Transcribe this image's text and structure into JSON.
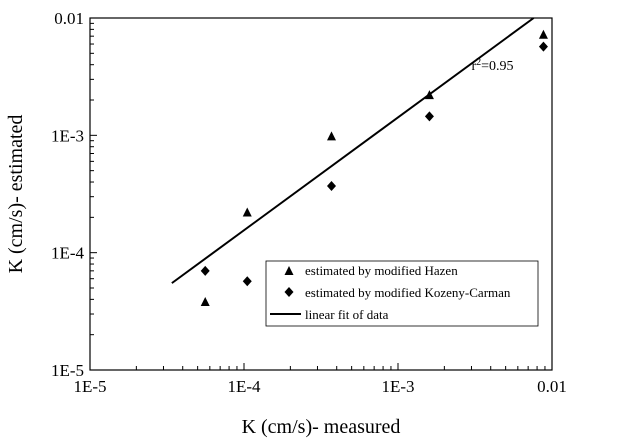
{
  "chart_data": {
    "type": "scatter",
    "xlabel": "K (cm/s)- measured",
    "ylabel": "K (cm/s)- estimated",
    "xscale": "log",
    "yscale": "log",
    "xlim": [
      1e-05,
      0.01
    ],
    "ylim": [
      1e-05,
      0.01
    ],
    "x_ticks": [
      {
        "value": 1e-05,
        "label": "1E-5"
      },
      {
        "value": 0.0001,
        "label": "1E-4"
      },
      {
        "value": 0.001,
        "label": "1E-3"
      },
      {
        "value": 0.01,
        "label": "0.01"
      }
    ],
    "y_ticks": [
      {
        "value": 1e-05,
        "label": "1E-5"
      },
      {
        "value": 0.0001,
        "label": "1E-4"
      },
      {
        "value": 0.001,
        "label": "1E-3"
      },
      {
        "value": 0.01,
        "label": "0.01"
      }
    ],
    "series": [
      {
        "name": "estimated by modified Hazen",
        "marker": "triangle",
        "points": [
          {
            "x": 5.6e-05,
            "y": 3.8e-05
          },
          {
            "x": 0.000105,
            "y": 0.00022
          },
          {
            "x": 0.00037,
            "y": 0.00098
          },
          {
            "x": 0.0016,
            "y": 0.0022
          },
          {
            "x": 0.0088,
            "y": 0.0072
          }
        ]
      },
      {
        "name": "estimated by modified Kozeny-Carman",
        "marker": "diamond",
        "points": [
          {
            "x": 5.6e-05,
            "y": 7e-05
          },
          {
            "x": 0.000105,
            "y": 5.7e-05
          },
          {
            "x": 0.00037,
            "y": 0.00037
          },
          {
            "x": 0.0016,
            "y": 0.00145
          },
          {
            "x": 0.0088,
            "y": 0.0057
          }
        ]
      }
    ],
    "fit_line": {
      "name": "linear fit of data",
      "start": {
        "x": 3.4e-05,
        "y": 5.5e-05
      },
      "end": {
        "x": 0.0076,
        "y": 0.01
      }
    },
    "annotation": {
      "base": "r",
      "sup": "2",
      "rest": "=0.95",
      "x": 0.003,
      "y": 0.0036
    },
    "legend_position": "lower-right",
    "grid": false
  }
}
━━━━━━━━━━━━━━━━
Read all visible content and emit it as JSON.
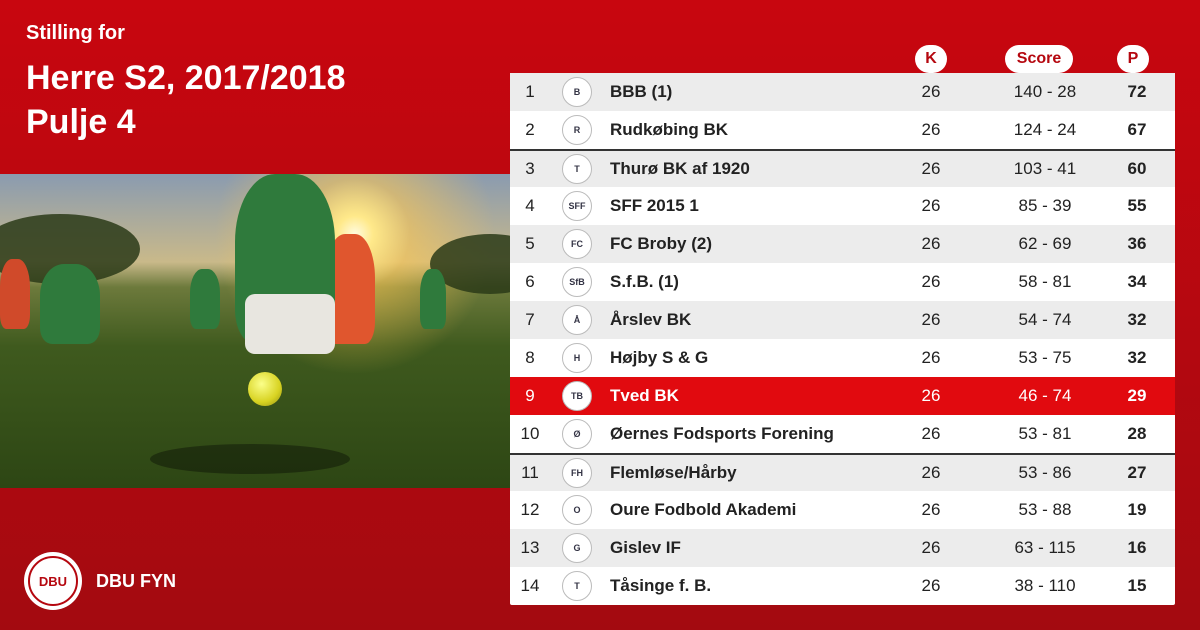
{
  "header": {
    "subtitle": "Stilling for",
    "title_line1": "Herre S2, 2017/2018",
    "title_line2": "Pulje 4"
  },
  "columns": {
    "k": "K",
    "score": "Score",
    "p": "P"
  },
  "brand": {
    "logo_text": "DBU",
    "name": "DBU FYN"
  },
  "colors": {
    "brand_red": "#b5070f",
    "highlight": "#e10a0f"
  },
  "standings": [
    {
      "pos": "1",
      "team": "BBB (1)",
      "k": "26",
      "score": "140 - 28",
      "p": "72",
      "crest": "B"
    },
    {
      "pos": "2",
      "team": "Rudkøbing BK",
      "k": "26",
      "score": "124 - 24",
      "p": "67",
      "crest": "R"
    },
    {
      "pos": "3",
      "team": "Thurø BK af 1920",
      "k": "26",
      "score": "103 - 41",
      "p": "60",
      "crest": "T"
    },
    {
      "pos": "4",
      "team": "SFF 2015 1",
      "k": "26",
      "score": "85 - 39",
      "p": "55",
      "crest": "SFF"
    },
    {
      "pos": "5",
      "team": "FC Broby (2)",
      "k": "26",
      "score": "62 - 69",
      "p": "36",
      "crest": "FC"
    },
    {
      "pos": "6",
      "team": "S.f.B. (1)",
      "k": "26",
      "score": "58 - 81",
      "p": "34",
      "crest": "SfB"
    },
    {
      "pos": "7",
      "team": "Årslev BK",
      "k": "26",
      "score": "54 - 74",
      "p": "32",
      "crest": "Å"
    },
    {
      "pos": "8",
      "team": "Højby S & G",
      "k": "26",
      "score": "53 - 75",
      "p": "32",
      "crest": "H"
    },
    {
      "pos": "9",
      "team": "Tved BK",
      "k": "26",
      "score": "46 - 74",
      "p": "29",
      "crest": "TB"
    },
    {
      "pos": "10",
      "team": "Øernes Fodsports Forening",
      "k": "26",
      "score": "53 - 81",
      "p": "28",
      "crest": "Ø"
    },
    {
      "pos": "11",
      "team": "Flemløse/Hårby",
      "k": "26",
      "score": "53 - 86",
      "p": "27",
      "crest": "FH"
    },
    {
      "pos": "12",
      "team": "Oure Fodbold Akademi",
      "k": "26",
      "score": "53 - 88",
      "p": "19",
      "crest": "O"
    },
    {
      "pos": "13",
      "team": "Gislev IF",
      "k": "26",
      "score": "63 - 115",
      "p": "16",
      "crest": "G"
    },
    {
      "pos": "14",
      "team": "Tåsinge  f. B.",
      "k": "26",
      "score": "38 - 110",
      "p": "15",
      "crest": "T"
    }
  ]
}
━━━━━━━━━━━━━━━━
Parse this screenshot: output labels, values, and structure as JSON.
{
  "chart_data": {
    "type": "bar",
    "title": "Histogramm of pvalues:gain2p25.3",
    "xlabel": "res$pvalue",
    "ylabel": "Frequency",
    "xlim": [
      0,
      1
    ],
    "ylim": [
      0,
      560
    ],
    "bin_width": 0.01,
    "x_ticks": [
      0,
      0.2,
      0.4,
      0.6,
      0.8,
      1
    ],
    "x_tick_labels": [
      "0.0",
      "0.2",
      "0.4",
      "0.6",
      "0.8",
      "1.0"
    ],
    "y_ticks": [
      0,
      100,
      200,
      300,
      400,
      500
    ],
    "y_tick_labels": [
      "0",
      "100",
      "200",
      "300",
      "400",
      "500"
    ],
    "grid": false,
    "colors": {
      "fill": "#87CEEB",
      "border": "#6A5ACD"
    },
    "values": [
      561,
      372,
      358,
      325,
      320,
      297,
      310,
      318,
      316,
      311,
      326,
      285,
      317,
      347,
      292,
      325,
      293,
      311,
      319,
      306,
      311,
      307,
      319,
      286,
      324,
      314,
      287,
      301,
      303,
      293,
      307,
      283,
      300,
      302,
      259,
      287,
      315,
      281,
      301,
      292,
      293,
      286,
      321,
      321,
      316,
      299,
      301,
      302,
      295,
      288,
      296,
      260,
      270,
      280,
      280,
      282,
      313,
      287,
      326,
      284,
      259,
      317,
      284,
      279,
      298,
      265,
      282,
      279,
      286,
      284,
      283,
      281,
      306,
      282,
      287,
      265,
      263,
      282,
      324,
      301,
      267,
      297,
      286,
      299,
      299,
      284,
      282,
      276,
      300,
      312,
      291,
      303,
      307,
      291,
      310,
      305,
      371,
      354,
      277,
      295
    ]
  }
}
━━━━━━━━━━━━━━━━
AIM OF THE TASK:
Make a tally of the lines in this data that include the string "ylabel", and answer with that tally alone.

RESPONSE TO THIS TASK:
2